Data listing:
::::
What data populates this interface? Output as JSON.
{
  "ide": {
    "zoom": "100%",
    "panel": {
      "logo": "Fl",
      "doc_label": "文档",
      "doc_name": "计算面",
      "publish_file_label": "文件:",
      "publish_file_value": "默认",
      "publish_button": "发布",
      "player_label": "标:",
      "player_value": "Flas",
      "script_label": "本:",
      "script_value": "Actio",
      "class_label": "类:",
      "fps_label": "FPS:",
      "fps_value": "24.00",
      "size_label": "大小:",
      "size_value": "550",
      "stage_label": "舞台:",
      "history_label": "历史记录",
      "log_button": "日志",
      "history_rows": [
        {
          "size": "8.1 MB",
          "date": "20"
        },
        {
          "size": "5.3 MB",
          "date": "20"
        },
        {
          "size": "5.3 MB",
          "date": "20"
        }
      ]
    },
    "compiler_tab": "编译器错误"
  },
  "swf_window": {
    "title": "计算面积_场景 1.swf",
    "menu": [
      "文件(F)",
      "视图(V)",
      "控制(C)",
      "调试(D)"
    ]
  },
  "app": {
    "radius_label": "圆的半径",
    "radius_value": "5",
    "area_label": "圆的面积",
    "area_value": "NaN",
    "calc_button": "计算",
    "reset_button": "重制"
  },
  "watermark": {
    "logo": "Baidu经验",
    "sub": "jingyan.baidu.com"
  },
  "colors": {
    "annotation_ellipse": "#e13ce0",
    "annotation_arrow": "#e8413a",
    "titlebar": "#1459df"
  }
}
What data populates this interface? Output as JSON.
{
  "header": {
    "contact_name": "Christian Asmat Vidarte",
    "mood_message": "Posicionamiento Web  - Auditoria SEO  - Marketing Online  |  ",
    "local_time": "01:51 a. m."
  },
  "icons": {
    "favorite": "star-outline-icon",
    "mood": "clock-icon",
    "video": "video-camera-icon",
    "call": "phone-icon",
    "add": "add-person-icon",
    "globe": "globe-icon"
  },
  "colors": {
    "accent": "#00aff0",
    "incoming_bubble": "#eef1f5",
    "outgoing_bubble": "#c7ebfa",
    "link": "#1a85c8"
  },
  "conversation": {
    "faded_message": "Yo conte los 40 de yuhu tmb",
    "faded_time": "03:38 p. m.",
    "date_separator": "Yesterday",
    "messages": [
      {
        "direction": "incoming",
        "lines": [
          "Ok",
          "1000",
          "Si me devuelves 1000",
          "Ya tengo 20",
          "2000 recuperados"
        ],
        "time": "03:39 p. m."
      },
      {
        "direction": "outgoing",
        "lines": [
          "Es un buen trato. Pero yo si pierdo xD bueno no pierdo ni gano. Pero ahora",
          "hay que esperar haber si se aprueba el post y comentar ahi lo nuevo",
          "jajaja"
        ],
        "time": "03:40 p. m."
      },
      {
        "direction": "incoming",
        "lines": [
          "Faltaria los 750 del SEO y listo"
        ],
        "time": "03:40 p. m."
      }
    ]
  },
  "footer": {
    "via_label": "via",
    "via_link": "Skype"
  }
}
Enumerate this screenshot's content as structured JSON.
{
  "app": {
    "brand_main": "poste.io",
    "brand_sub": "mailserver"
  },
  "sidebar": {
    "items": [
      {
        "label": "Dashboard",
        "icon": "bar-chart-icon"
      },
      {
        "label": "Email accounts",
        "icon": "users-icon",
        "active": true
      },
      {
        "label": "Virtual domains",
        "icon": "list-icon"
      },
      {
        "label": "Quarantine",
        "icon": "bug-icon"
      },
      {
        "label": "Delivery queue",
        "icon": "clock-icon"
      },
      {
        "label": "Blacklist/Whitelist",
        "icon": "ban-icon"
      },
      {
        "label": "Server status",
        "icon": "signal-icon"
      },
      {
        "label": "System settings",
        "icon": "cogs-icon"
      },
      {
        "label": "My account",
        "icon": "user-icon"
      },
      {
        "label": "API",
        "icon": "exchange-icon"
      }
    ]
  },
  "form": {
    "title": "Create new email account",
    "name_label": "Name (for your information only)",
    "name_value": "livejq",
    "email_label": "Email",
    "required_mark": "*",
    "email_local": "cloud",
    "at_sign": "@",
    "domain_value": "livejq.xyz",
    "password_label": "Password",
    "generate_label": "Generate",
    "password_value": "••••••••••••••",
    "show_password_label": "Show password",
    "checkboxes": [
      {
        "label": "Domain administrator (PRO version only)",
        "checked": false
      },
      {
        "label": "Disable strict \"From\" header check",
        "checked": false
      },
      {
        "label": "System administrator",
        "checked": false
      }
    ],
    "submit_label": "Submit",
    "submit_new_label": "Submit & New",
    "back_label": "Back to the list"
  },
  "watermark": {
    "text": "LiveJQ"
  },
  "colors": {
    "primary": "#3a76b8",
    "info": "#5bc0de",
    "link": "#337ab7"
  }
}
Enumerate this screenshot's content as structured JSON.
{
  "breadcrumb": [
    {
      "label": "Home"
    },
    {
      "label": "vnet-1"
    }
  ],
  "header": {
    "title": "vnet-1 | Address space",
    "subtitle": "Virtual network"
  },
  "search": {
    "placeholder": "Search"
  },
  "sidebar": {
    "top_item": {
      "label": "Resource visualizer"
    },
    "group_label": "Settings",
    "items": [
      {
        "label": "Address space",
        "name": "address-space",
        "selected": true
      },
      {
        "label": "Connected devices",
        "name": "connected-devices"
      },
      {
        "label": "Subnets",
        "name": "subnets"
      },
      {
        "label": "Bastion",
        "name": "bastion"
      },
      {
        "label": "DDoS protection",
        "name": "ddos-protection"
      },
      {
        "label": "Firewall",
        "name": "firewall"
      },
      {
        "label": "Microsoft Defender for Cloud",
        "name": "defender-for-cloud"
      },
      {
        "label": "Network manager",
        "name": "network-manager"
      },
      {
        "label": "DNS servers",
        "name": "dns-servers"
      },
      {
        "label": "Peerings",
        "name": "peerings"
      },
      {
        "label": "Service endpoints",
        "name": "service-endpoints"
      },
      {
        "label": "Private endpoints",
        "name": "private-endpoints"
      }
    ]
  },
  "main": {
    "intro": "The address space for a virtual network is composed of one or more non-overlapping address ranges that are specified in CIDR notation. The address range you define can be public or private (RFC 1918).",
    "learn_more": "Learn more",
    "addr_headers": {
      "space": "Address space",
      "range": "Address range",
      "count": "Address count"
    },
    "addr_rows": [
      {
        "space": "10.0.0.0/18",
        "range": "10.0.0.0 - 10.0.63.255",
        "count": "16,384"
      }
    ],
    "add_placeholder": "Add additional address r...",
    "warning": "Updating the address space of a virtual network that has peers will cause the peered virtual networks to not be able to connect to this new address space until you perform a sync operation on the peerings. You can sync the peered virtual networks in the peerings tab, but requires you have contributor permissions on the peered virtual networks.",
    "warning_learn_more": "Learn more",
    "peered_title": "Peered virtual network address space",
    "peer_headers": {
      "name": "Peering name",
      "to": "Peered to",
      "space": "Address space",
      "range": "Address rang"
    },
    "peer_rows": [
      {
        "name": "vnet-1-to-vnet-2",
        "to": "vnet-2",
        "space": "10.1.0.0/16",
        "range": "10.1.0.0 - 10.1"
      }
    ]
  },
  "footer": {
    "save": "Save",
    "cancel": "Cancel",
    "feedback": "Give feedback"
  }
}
::::
- WHAT TO WORK ON: The records above should be duplicated in full, exactly as given.

- EXERCISE RESPONSE:
What data populates this interface? Output as JSON.
{
  "ide": {
    "zoom": "100%",
    "panel": {
      "logo": "Fl",
      "doc_label": "文档",
      "doc_name": "计算面",
      "publish_file_label": "文件:",
      "publish_file_value": "默认",
      "publish_button": "发布",
      "player_label": "标:",
      "player_value": "Flas",
      "script_label": "本:",
      "script_value": "Actio",
      "class_label": "类:",
      "fps_label": "FPS:",
      "fps_value": "24.00",
      "size_label": "大小:",
      "size_value": "550",
      "stage_label": "舞台:",
      "history_label": "历史记录",
      "log_button": "日志",
      "history_rows": [
        {
          "size": "8.1 MB",
          "date": "20"
        },
        {
          "size": "5.3 MB",
          "date": "20"
        },
        {
          "size": "5.3 MB",
          "date": "20"
        }
      ]
    },
    "compiler_tab": "编译器错误"
  },
  "swf_window": {
    "title": "计算面积_场景 1.swf",
    "menu": [
      "文件(F)",
      "视图(V)",
      "控制(C)",
      "调试(D)"
    ]
  },
  "app": {
    "radius_label": "圆的半径",
    "radius_value": "5",
    "area_label": "圆的面积",
    "area_value": "NaN",
    "calc_button": "计算",
    "reset_button": "重制"
  },
  "watermark": {
    "logo": "Baidu经验",
    "sub": "jingyan.baidu.com"
  },
  "colors": {
    "annotation_ellipse": "#e13ce0",
    "annotation_arrow": "#e8413a",
    "titlebar": "#1459df"
  }
}
What data populates this interface? Output as JSON.
{
  "header": {
    "contact_name": "Christian Asmat Vidarte",
    "mood_message": "Posicionamiento Web  - Auditoria SEO  - Marketing Online  |  ",
    "local_time": "01:51 a. m."
  },
  "icons": {
    "favorite": "star-outline-icon",
    "mood": "clock-icon",
    "video": "video-camera-icon",
    "call": "phone-icon",
    "add": "add-person-icon",
    "globe": "globe-icon"
  },
  "colors": {
    "accent": "#00aff0",
    "incoming_bubble": "#eef1f5",
    "outgoing_bubble": "#c7ebfa",
    "link": "#1a85c8"
  },
  "conversation": {
    "faded_message": "Yo conte los 40 de yuhu tmb",
    "faded_time": "03:38 p. m.",
    "date_separator": "Yesterday",
    "messages": [
      {
        "direction": "incoming",
        "lines": [
          "Ok",
          "1000",
          "Si me devuelves 1000",
          "Ya tengo 20",
          "2000 recuperados"
        ],
        "time": "03:39 p. m."
      },
      {
        "direction": "outgoing",
        "lines": [
          "Es un buen trato. Pero yo si pierdo xD bueno no pierdo ni gano. Pero ahora",
          "hay que esperar haber si se aprueba el post y comentar ahi lo nuevo",
          "jajaja"
        ],
        "time": "03:40 p. m."
      },
      {
        "direction": "incoming",
        "lines": [
          "Faltaria los 750 del SEO y listo"
        ],
        "time": "03:40 p. m."
      }
    ]
  },
  "footer": {
    "via_label": "via",
    "via_link": "Skype"
  }
}
Enumerate this screenshot's content as structured JSON.
{
  "app": {
    "brand_main": "poste.io",
    "brand_sub": "mailserver"
  },
  "sidebar": {
    "items": [
      {
        "label": "Dashboard",
        "icon": "bar-chart-icon"
      },
      {
        "label": "Email accounts",
        "icon": "users-icon",
        "active": true
      },
      {
        "label": "Virtual domains",
        "icon": "list-icon"
      },
      {
        "label": "Quarantine",
        "icon": "bug-icon"
      },
      {
        "label": "Delivery queue",
        "icon": "clock-icon"
      },
      {
        "label": "Blacklist/Whitelist",
        "icon": "ban-icon"
      },
      {
        "label": "Server status",
        "icon": "signal-icon"
      },
      {
        "label": "System settings",
        "icon": "cogs-icon"
      },
      {
        "label": "My account",
        "icon": "user-icon"
      },
      {
        "label": "API",
        "icon": "exchange-icon"
      }
    ]
  },
  "form": {
    "title": "Create new email account",
    "name_label": "Name (for your information only)",
    "name_value": "livejq",
    "email_label": "Email",
    "required_mark": "*",
    "email_local": "cloud",
    "at_sign": "@",
    "domain_value": "livejq.xyz",
    "password_label": "Password",
    "generate_label": "Generate",
    "password_value": "••••••••••••••",
    "show_password_label": "Show password",
    "checkboxes": [
      {
        "label": "Domain administrator (PRO version only)",
        "checked": false
      },
      {
        "label": "Disable strict \"From\" header check",
        "checked": false
      },
      {
        "label": "System administrator",
        "checked": false
      }
    ],
    "submit_label": "Submit",
    "submit_new_label": "Submit & New",
    "back_label": "Back to the list"
  },
  "watermark": {
    "text": "LiveJQ"
  },
  "colors": {
    "primary": "#3a76b8",
    "info": "#5bc0de",
    "link": "#337ab7"
  }
}
Enumerate this screenshot's content as structured JSON.
{
  "breadcrumb": [
    {
      "label": "Home"
    },
    {
      "label": "vnet-1"
    }
  ],
  "header": {
    "title": "vnet-1 | Address space",
    "subtitle": "Virtual network"
  },
  "search": {
    "placeholder": "Search"
  },
  "sidebar": {
    "top_item": {
      "label": "Resource visualizer"
    },
    "group_label": "Settings",
    "items": [
      {
        "label": "Address space",
        "name": "address-space",
        "selected": true
      },
      {
        "label": "Connected devices",
        "name": "connected-devices"
      },
      {
        "label": "Subnets",
        "name": "subnets"
      },
      {
        "label": "Bastion",
        "name": "bastion"
      },
      {
        "label": "DDoS protection",
        "name": "ddos-protection"
      },
      {
        "label": "Firewall",
        "name": "firewall"
      },
      {
        "label": "Microsoft Defender for Cloud",
        "name": "defender-for-cloud"
      },
      {
        "label": "Network manager",
        "name": "network-manager"
      },
      {
        "label": "DNS servers",
        "name": "dns-servers"
      },
      {
        "label": "Peerings",
        "name": "peerings"
      },
      {
        "label": "Service endpoints",
        "name": "service-endpoints"
      },
      {
        "label": "Private endpoints",
        "name": "private-endpoints"
      }
    ]
  },
  "main": {
    "intro": "The address space for a virtual network is composed of one or more non-overlapping address ranges that are specified in CIDR notation. The address range you define can be public or private (RFC 1918).",
    "learn_more": "Learn more",
    "addr_headers": {
      "space": "Address space",
      "range": "Address range",
      "count": "Address count"
    },
    "addr_rows": [
      {
        "space": "10.0.0.0/18",
        "range": "10.0.0.0 - 10.0.63.255",
        "count": "16,384"
      }
    ],
    "add_placeholder": "Add additional address r...",
    "warning": "Updating the address space of a virtual network that has peers will cause the peered virtual networks to not be able to connect to this new address space until you perform a sync operation on the peerings. You can sync the peered virtual networks in the peerings tab, but requires you have contributor permissions on the peered virtual networks.",
    "warning_learn_more": "Learn more",
    "peered_title": "Peered virtual network address space",
    "peer_headers": {
      "name": "Peering name",
      "to": "Peered to",
      "space": "Address space",
      "range": "Address rang"
    },
    "peer_rows": [
      {
        "name": "vnet-1-to-vnet-2",
        "to": "vnet-2",
        "space": "10.1.0.0/16",
        "range": "10.1.0.0 - 10.1"
      }
    ]
  },
  "footer": {
    "save": "Save",
    "cancel": "Cancel",
    "feedback": "Give feedback"
  }
}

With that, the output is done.